====== EXTRAIT DE PAGE
Il a toujours nié avoir "volé le contribuable". L'arbitrage, qui lui avait accordé 45 millions d'euros au seul titre de son préjudice moral pour réparer la "faute" du Crédit Lyonnais lors de la revente de l'équipementier sportif Adidas, a été annulé définitivement au civil en 2015 pour "fraude".
Mais pour le tribunal correctionnel, "aucun élément du dossier ne permet d'affirmer" que cet arbitrage ait fait l'objet de "manoeuvres frauduleuses" ou d'une quelconque "fraude".
Les juges n'ont pas retenu le "détournement de fonds publics" ou la complicité de ce délit reprochés aux prévenus, et estimé que l'escroquerie n'était pas caractérisée, prononçant ainsi une relaxe générale.
Hervé Temime, l'un des avocats de l'ex-patron de l'Olympique de Marseille, a salué "un jugement d'une netteté exceptionnelle", rendu "avec une indépendance rare". "Pour moi, il n'y a aucune cohérence entre (les) décisions civiles et la décision du tribunal", a-t-il ajouté.
Le parquet de Paris a la possibilité de faire appel. Il avait demandé des peines d'emprisonnement contre cinq des six prévenus.
Trois ans de prison, dont 18 mois ferme, avaient été ainsi requis contre le patron d'Orange, poursuivi pour "complicité" en tant qu'ancien directeur de cabinet de l'ex-ministre de l'Economie Christine Lagarde, condamnée elle fin 2016 pour "négligence" par la Cour de justice de la République.
"C'est un immense soulagement de voir mon innocence totalement reconnue par ce tribunal", a réagi M. Richard, qui aurait vu son avenir à la tête d'Orange compromis en cas de condamnation.
Des cadres CFE-CGC et des actionnaires salariés d'Orange se sont également dits dans un communiqué "soulagés de garder Stéphane Richard comme PDG".
- "Histoire absolument insensée" -
Pour le parquet, Bernard Tapie avait "truqué" l'arbitrage, dont il était le "principal bénéficiaire".
En activant d'abord ses soutiens à l'Elysée pour que le pouvoir sarkozyste choisisse la voie arbitrale au lieu de la justice ordinaire.
============
====== LISTE
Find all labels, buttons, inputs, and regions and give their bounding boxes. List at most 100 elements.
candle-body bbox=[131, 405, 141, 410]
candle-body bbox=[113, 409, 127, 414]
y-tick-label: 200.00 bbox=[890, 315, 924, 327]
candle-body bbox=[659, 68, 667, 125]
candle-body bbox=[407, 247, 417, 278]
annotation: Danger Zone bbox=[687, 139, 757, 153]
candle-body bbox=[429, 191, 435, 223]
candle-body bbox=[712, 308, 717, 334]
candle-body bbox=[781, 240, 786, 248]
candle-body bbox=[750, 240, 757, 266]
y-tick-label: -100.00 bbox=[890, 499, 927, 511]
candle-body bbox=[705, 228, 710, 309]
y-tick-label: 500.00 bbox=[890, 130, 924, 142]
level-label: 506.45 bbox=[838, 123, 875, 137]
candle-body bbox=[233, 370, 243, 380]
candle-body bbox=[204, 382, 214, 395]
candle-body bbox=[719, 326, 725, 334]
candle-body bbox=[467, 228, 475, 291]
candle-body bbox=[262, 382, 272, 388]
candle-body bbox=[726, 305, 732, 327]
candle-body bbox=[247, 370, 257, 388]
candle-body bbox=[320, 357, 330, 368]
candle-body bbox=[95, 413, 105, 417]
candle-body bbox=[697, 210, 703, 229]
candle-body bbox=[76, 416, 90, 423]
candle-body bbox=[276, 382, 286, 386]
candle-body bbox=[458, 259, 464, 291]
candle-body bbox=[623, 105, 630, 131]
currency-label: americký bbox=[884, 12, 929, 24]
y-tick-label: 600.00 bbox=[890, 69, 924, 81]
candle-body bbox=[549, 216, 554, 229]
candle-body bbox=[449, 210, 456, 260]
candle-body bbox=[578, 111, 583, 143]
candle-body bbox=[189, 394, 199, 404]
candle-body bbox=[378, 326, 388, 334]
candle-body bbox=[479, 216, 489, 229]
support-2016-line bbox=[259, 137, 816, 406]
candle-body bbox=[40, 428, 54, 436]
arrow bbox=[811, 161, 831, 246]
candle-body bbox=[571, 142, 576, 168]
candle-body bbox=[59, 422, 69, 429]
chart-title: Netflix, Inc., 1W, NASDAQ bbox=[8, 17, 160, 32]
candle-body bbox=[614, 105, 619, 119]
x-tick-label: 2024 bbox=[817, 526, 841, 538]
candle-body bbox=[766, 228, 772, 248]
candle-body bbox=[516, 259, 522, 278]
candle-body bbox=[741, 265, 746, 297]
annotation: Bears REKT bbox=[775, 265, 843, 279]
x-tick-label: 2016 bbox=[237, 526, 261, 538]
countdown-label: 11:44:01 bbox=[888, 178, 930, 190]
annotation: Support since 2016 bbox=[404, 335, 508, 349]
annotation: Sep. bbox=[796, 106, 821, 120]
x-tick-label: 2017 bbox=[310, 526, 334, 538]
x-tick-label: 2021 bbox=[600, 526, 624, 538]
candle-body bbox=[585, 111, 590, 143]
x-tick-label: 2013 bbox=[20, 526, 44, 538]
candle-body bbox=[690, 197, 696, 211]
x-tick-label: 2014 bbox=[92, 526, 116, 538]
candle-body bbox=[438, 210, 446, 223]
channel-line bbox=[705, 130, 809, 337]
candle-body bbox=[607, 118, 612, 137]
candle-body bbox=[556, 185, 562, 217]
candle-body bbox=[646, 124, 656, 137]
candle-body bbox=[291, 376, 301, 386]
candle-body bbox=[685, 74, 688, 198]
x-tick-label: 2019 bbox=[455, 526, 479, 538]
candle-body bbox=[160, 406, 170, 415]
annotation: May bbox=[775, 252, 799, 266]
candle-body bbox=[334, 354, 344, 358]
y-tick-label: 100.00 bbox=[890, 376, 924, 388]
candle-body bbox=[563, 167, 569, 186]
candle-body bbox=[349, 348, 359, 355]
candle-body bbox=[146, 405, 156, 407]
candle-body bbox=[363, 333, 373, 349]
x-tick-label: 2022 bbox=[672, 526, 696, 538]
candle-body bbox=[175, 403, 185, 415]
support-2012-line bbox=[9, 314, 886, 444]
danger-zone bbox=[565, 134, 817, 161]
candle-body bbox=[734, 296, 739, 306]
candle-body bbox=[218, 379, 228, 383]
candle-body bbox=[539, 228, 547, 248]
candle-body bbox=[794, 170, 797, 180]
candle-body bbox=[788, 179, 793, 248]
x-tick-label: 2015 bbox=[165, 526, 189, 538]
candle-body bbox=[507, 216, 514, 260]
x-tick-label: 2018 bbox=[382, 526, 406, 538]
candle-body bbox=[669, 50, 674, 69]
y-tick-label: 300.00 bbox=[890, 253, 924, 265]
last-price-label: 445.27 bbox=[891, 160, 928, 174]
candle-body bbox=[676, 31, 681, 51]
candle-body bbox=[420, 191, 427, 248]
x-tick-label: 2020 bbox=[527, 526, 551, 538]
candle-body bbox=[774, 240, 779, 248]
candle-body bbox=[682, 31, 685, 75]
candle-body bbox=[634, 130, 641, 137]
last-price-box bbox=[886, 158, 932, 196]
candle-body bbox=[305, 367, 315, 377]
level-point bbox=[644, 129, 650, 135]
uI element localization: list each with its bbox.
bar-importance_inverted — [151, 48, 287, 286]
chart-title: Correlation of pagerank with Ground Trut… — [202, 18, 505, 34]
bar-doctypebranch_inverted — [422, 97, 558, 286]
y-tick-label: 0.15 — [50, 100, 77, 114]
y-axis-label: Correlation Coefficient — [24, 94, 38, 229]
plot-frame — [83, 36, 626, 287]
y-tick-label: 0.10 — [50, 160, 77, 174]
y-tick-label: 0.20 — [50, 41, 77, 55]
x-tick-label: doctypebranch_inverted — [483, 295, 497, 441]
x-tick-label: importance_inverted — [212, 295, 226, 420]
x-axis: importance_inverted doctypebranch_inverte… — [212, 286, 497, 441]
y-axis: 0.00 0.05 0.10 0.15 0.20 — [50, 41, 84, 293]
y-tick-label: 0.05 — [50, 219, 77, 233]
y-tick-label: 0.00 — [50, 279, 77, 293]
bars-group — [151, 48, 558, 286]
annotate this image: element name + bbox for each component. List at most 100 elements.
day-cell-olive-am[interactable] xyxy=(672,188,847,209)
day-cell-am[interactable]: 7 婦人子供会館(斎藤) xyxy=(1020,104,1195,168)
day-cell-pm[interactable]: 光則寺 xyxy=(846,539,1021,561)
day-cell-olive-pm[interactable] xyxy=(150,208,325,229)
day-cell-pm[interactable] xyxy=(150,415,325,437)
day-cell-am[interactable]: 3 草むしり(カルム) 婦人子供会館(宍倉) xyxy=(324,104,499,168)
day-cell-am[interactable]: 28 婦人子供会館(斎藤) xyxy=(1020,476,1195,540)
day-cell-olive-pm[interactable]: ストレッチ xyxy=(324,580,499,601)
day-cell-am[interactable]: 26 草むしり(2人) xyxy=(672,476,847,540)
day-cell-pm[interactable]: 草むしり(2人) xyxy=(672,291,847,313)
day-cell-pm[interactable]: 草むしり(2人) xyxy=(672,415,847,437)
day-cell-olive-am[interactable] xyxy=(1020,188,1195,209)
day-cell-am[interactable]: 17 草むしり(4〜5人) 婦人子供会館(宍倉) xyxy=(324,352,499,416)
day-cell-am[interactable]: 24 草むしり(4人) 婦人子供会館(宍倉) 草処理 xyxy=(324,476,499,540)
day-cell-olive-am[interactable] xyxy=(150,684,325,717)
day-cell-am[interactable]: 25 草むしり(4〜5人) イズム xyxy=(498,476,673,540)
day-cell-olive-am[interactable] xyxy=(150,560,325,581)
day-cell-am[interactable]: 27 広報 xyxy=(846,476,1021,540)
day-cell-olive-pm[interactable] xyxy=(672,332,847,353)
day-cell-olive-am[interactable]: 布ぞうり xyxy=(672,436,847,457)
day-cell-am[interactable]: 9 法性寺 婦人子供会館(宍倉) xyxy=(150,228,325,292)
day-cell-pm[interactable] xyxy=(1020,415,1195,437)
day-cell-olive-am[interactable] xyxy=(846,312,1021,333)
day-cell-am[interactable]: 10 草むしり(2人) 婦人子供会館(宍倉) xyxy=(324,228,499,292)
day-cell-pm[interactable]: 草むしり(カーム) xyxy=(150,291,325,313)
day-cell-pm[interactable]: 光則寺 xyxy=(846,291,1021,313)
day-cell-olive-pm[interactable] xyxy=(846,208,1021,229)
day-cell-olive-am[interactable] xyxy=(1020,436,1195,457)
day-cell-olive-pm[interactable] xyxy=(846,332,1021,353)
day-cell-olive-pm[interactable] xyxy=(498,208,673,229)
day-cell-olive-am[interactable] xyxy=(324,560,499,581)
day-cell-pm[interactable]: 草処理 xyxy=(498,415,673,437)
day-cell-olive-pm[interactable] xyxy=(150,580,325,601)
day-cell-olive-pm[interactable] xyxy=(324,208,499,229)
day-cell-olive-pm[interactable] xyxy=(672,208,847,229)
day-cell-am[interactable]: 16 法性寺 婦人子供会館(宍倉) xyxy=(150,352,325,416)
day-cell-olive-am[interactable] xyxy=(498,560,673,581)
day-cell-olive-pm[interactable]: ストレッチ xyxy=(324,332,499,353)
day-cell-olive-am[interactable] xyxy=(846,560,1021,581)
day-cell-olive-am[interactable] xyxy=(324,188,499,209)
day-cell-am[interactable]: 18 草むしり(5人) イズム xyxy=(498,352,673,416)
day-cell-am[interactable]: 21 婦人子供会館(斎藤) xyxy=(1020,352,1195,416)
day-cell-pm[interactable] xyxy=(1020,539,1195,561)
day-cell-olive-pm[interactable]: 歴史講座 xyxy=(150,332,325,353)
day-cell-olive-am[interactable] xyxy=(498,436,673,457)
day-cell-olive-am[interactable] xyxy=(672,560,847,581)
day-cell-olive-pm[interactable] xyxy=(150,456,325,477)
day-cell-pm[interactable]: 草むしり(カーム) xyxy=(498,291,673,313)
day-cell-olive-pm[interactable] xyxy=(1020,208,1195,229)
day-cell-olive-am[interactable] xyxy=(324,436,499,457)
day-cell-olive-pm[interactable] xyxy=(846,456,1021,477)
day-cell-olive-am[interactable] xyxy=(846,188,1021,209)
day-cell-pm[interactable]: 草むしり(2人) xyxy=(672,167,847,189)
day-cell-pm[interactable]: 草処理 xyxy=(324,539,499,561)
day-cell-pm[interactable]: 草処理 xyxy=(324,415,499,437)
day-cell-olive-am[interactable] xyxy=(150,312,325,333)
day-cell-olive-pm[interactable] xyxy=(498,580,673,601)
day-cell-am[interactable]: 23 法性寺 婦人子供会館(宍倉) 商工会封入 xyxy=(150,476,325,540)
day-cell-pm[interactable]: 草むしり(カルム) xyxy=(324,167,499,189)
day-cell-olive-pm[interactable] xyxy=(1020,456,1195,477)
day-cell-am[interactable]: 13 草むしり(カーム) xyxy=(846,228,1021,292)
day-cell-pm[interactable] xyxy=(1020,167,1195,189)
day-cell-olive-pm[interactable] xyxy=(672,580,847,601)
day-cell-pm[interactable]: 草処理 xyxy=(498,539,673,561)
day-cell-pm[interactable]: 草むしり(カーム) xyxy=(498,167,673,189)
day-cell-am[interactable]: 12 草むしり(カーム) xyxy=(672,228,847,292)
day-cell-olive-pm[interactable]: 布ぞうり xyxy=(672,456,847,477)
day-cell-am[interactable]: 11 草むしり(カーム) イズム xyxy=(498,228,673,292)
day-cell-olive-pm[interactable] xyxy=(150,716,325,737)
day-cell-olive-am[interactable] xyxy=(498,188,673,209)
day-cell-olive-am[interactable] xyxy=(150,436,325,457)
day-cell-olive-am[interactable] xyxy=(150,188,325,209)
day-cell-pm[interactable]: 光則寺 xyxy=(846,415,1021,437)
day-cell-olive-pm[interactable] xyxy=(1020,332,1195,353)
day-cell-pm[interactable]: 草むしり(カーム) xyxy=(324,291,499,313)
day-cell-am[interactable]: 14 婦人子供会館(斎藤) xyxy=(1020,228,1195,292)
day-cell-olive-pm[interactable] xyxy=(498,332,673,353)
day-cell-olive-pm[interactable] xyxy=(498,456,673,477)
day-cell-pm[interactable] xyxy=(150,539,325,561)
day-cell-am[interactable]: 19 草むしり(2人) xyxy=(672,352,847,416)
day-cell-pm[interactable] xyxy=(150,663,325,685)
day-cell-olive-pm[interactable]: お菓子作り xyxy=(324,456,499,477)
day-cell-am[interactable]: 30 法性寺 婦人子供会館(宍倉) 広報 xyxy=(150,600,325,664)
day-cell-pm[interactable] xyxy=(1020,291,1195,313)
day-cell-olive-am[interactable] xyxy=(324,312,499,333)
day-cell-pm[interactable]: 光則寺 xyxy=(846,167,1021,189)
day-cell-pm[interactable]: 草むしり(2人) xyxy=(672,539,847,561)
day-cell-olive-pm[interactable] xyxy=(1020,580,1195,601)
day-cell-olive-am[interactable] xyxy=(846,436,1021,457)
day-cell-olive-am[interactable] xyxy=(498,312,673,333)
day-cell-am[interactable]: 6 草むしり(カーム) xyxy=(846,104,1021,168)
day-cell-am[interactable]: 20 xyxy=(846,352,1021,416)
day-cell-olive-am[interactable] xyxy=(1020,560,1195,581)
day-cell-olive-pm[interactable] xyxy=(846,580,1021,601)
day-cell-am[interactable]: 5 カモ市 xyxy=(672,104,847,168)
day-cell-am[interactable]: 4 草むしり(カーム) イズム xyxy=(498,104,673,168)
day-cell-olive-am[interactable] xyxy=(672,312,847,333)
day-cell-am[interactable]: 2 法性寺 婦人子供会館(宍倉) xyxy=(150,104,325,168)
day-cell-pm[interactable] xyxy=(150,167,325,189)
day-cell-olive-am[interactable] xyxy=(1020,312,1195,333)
============
> [CONSIGNE] Recopiez le passage de l'extrait qui va de « Les juges n'ont » jusqu'à « une relaxe générale. » inclus, en remplaçant « relaxe générale » par « relaxe totale ».

> [RÉPONSE RÉDIGÉE]
Les juges n'ont pas retenu le "détournement de fonds publics" ou la complicité de ce délit reprochés aux prévenus, et estimé que l'escroquerie n'était pas caractérisée, prononçant ainsi une relaxe totale.